Todd Miller is director of George Washington University's Weight Management and Human Performance Laboratory and has researched commercial gyms. He sees the CrossFit boom as the beginning of boutique workout culture, and its origin story (the founder is said to have concluded his first attempt at the achingly demanding workout by vomiting) as a marketing tool that separates these classes from hopping on an elliptical for a half-hour and calling it a day.

"They're trying to cater to a specific kind of person: someone who works out to the point that it feels like it's going to kill them," Miller says.

His research into workout habits reveals that "people want to be around others who are like them. That's almost universal."

It all speaks to the subtle selling point of the specialized studios. It's not the way their slim, exquisitely carved instructors can execute a side plank, a sumo squat or a warrior pose. It's their very cliquishness.

● DIRECTIONS
A - According to the excerpt on boutique workout studios, what laboratory does Todd Miller direct?
B - Carry on the excerpt about boutique workout studios from the point where it stops.

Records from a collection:
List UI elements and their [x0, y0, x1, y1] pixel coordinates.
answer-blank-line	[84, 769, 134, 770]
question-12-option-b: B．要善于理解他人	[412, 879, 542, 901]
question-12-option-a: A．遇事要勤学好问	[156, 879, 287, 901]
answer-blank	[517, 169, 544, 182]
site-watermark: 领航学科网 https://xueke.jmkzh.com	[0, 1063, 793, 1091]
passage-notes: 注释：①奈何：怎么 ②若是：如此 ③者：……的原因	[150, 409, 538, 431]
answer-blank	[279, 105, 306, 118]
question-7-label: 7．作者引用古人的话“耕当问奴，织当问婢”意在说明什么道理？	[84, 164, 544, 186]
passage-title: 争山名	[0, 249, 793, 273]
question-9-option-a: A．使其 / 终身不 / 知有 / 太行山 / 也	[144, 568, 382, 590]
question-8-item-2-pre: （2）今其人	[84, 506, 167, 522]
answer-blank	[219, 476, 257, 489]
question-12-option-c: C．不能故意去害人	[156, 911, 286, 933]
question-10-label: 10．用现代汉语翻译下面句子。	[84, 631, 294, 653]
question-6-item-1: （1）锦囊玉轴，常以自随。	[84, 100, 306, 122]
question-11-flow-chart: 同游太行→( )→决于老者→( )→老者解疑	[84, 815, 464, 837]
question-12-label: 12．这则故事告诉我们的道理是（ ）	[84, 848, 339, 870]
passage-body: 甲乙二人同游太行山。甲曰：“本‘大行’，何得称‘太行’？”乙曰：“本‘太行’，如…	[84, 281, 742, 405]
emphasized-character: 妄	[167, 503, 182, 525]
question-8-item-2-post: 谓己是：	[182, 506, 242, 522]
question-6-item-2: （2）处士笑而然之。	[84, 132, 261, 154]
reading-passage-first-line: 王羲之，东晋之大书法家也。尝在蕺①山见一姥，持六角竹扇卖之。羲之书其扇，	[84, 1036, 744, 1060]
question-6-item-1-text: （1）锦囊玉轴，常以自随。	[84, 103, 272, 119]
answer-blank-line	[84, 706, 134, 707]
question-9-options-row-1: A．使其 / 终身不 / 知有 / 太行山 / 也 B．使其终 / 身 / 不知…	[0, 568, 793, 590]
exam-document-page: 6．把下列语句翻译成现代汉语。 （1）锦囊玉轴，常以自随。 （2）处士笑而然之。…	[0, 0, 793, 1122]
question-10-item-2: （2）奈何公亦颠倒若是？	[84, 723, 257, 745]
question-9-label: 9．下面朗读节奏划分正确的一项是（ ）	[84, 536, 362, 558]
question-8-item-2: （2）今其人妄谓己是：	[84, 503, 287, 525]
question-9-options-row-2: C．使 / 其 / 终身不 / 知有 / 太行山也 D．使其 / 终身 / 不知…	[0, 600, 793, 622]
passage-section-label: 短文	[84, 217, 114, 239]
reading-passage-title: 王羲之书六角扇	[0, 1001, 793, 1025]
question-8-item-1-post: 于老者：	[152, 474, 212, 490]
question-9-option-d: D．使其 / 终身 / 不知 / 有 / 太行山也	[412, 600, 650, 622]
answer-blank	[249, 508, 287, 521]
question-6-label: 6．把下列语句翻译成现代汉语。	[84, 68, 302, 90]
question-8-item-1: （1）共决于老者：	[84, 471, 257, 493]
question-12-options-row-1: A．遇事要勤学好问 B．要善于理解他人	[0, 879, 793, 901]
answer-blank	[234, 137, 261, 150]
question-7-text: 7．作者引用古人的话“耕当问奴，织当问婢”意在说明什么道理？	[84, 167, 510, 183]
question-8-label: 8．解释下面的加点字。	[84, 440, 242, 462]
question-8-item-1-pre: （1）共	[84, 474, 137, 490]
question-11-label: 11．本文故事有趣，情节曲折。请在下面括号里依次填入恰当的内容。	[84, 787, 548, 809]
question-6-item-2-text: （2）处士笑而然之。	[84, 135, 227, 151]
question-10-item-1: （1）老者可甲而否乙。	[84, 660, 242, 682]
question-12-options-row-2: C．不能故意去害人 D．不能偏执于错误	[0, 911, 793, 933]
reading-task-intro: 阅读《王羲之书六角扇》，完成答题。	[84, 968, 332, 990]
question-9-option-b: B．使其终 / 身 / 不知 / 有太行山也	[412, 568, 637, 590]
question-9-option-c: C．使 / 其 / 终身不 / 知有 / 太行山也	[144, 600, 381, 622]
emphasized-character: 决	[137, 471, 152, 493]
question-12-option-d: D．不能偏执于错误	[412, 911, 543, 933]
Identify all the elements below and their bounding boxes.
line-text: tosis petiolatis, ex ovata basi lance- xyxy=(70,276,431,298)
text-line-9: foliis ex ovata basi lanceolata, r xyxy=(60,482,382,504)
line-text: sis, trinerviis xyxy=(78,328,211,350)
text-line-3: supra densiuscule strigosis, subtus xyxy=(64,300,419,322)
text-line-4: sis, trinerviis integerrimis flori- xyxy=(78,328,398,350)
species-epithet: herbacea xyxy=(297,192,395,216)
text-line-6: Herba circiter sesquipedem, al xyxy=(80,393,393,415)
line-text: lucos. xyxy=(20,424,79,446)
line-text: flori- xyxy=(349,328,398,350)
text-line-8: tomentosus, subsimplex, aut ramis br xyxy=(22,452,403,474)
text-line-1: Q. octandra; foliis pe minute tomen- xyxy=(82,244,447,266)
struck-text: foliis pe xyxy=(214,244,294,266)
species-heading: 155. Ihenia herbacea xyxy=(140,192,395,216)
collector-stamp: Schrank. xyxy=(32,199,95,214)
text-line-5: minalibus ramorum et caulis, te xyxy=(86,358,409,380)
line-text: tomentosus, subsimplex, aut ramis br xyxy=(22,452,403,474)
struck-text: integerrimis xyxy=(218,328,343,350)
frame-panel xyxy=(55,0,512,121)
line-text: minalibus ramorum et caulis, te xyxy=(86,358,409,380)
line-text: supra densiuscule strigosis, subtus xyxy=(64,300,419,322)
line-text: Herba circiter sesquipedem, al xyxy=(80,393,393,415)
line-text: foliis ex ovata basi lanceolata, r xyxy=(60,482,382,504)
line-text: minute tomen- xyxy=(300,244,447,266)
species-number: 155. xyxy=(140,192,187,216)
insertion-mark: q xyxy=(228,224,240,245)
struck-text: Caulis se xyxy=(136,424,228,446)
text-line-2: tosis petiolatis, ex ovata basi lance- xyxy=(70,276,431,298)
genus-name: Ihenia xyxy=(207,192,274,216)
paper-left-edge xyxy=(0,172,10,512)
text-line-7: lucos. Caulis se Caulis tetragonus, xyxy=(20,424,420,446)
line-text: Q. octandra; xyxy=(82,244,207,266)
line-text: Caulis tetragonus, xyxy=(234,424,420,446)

● SET OF ANSWERS
A - He directs George Washington University's Weight Management and Human Performance Laboratory.

B -
What makes such studios appealing, a spokeswoman for the health club trade group wrote in an email, is "the sense of belonging, where everyone is 'like them.' " What they foster is known in the business as "tribes," spandex-clad warriors who feel a special kinship after enduring a couple of dozen burpees together.

The tribe model has a distinct upside, says Miller. The sense of community encourages exercisers to keep exercising — something conventional gyms haven't been successful at.

But it has a downside as well.

"If you're trying to get a select group of people by saying 'This workout is really hard,' you're sending a message to unfit people — who really need exercise. 'Don't come here, because you're not wanted.' You're making it unappealing to the people who need it the most," Miller says.

Stanley frets that it's practically impossible to explain to the majority.

"Being the only person of color or fat person," she says, is "a feeling of utmost loneliness. You can determine to ignore it, or you can try to find a way to assimilate into it."

"That's enough for a lot of people to not even go."

(Toni L. Sandys | The Washington Post) Leticia Long owns Wired Cycling in the District of Columbia. Long has tried to make her studio more diverse by offering more-affordable classes and fostering community.

(Toni L. Sandys | The Washington Post) From left, Anne Grenaldo, Margo Bailey and Stacey Wagner take part in a cycling class at Wired Cycling in Washington, D.C.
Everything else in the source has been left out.